__Requirement__. Skip the pictures. Transcribe the rest of the data below without changing a word.

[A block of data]
---
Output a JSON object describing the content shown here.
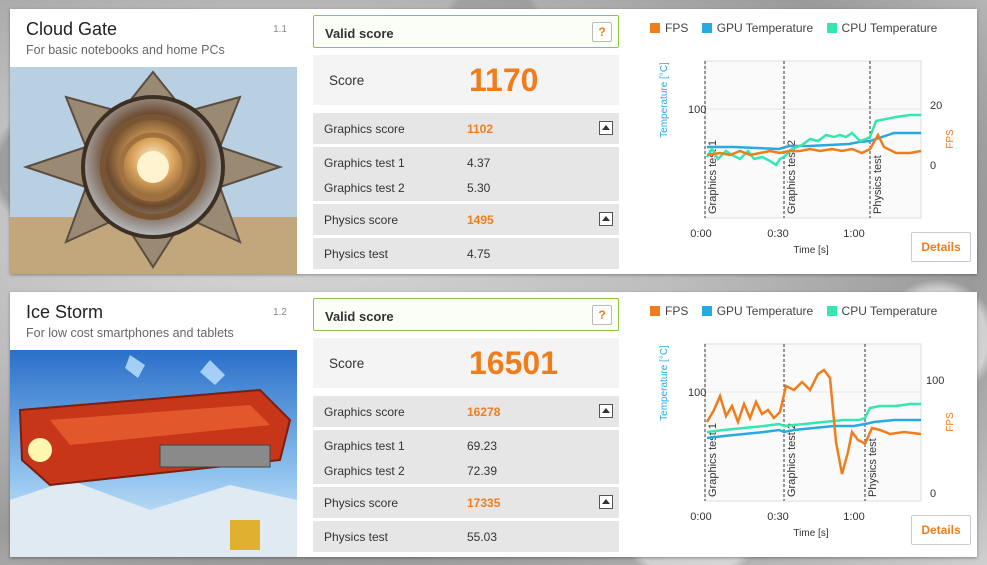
{
  "colors": {
    "accent": "#f07d1c",
    "valid_border": "#8cc63f",
    "fps": "#f07d1c",
    "gpu": "#29a9e1",
    "cpu": "#33e8b0"
  },
  "tests": [
    {
      "title": "Cloud Gate",
      "subtitle": "For basic notebooks and home PCs",
      "version": "1.1",
      "valid_label": "Valid score",
      "help_label": "?",
      "score_label": "Score",
      "score": "1170",
      "rows": [
        {
          "label": "Graphics score",
          "value": "1102"
        },
        {
          "label": "Graphics test 1",
          "value": "4.37"
        },
        {
          "label": "Graphics test 2",
          "value": "5.30"
        },
        {
          "label": "Physics score",
          "value": "1495"
        },
        {
          "label": "Physics test",
          "value": "4.75"
        }
      ],
      "legend": [
        "FPS",
        "GPU Temperature",
        "CPU Temperature"
      ],
      "details_label": "Details",
      "chart": {
        "y_left_label": "Temperature [°C]",
        "y_left_tick": "100",
        "y_right_label": "FPS",
        "y_right_ticks": [
          "20",
          "0"
        ],
        "x_label": "Time [s]",
        "x_ticks": [
          "0:00",
          "0:30",
          "1:00"
        ],
        "markers": [
          "Graphics test 1",
          "Graphics test 2",
          "Physics test"
        ]
      }
    },
    {
      "title": "Ice Storm",
      "subtitle": "For low cost smartphones and tablets",
      "version": "1.2",
      "valid_label": "Valid score",
      "help_label": "?",
      "score_label": "Score",
      "score": "16501",
      "rows": [
        {
          "label": "Graphics score",
          "value": "16278"
        },
        {
          "label": "Graphics test 1",
          "value": "69.23"
        },
        {
          "label": "Graphics test 2",
          "value": "72.39"
        },
        {
          "label": "Physics score",
          "value": "17335"
        },
        {
          "label": "Physics test",
          "value": "55.03"
        }
      ],
      "legend": [
        "FPS",
        "GPU Temperature",
        "CPU Temperature"
      ],
      "details_label": "Details",
      "chart": {
        "y_left_label": "Temperature [°C]",
        "y_left_tick": "100",
        "y_right_label": "FPS",
        "y_right_ticks": [
          "100",
          "0"
        ],
        "x_label": "Time [s]",
        "x_ticks": [
          "0:00",
          "0:30",
          "1:00"
        ],
        "markers": [
          "Graphics test 1",
          "Graphics test 2",
          "Physics test"
        ]
      }
    }
  ]
}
---
__Reply__.
Output a JSON object describing the content shown here.
{
  "colors": {
    "accent": "#f07d1c",
    "valid_border": "#8cc63f",
    "fps": "#f07d1c",
    "gpu": "#29a9e1",
    "cpu": "#33e8b0"
  },
  "tests": [
    {
      "title": "Cloud Gate",
      "subtitle": "For basic notebooks and home PCs",
      "version": "1.1",
      "valid_label": "Valid score",
      "help_label": "?",
      "score_label": "Score",
      "score": "1170",
      "rows": [
        {
          "label": "Graphics score",
          "value": "1102"
        },
        {
          "label": "Graphics test 1",
          "value": "4.37"
        },
        {
          "label": "Graphics test 2",
          "value": "5.30"
        },
        {
          "label": "Physics score",
          "value": "1495"
        },
        {
          "label": "Physics test",
          "value": "4.75"
        }
      ],
      "legend": [
        "FPS",
        "GPU Temperature",
        "CPU Temperature"
      ],
      "details_label": "Details",
      "chart": {
        "y_left_label": "Temperature [°C]",
        "y_left_tick": "100",
        "y_right_label": "FPS",
        "y_right_ticks": [
          "20",
          "0"
        ],
        "x_label": "Time [s]",
        "x_ticks": [
          "0:00",
          "0:30",
          "1:00"
        ],
        "markers": [
          "Graphics test 1",
          "Graphics test 2",
          "Physics test"
        ]
      }
    },
    {
      "title": "Ice Storm",
      "subtitle": "For low cost smartphones and tablets",
      "version": "1.2",
      "valid_label": "Valid score",
      "help_label": "?",
      "score_label": "Score",
      "score": "16501",
      "rows": [
        {
          "label": "Graphics score",
          "value": "16278"
        },
        {
          "label": "Graphics test 1",
          "value": "69.23"
        },
        {
          "label": "Graphics test 2",
          "value": "72.39"
        },
        {
          "label": "Physics score",
          "value": "17335"
        },
        {
          "label": "Physics test",
          "value": "55.03"
        }
      ],
      "legend": [
        "FPS",
        "GPU Temperature",
        "CPU Temperature"
      ],
      "details_label": "Details",
      "chart": {
        "y_left_label": "Temperature [°C]",
        "y_left_tick": "100",
        "y_right_label": "FPS",
        "y_right_ticks": [
          "100",
          "0"
        ],
        "x_label": "Time [s]",
        "x_ticks": [
          "0:00",
          "0:30",
          "1:00"
        ],
        "markers": [
          "Graphics test 1",
          "Graphics test 2",
          "Physics test"
        ]
      }
    }
  ]
}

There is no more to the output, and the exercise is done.